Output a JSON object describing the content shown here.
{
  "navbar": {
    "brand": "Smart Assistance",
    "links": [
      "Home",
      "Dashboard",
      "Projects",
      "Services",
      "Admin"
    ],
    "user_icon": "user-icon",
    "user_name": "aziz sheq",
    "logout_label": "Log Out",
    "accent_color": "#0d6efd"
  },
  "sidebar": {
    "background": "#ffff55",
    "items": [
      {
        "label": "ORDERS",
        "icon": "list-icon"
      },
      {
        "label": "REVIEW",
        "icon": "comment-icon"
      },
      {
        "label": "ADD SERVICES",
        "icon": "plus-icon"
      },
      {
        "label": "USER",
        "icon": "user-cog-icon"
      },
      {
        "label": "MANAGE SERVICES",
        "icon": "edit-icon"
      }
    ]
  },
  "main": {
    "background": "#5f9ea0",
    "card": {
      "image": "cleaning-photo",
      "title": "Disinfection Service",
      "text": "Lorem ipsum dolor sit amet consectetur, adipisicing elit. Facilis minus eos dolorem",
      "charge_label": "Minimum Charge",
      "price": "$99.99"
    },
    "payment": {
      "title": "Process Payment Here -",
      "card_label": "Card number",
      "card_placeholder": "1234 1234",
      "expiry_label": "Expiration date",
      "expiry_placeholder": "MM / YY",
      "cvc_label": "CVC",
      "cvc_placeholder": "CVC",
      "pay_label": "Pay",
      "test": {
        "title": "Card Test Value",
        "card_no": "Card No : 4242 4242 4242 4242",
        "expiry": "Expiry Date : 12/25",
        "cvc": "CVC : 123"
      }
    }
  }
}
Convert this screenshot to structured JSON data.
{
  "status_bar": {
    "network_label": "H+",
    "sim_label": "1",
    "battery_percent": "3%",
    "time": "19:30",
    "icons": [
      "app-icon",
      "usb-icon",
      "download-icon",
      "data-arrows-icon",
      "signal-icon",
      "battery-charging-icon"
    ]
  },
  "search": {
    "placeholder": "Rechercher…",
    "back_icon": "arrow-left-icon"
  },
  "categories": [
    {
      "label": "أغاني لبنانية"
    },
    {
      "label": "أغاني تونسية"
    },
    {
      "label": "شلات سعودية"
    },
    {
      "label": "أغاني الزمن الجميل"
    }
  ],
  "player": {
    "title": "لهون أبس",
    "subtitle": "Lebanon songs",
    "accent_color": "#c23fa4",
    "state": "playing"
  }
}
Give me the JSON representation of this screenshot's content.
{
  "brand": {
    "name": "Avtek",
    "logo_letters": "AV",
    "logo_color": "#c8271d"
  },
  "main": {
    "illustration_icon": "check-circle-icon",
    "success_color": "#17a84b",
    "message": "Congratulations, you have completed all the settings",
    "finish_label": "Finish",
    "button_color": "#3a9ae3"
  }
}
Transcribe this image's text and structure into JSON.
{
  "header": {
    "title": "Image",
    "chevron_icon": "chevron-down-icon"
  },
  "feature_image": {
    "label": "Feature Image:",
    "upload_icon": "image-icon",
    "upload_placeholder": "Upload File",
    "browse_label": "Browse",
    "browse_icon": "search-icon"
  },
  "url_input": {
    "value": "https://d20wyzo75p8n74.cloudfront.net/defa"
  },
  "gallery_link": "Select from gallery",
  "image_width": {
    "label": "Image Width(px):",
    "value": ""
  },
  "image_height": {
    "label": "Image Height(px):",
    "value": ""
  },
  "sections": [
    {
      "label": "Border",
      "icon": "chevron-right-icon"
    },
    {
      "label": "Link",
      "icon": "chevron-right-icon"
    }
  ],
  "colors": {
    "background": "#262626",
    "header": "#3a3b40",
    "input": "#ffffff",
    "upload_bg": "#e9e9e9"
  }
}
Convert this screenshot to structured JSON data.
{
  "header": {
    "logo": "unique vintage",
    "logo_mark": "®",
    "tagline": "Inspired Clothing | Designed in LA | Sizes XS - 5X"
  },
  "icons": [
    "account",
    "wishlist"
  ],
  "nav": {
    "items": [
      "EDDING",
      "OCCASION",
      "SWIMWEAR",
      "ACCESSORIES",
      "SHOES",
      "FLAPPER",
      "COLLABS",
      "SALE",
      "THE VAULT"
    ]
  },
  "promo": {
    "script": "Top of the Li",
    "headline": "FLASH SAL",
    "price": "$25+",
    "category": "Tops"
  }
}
-------
*Objective*
Find the lines holding "background" and list every one.

*Final answer*
    "background": "#ffff55",
    "background": "#5f9ea0",
    "background": "#262626",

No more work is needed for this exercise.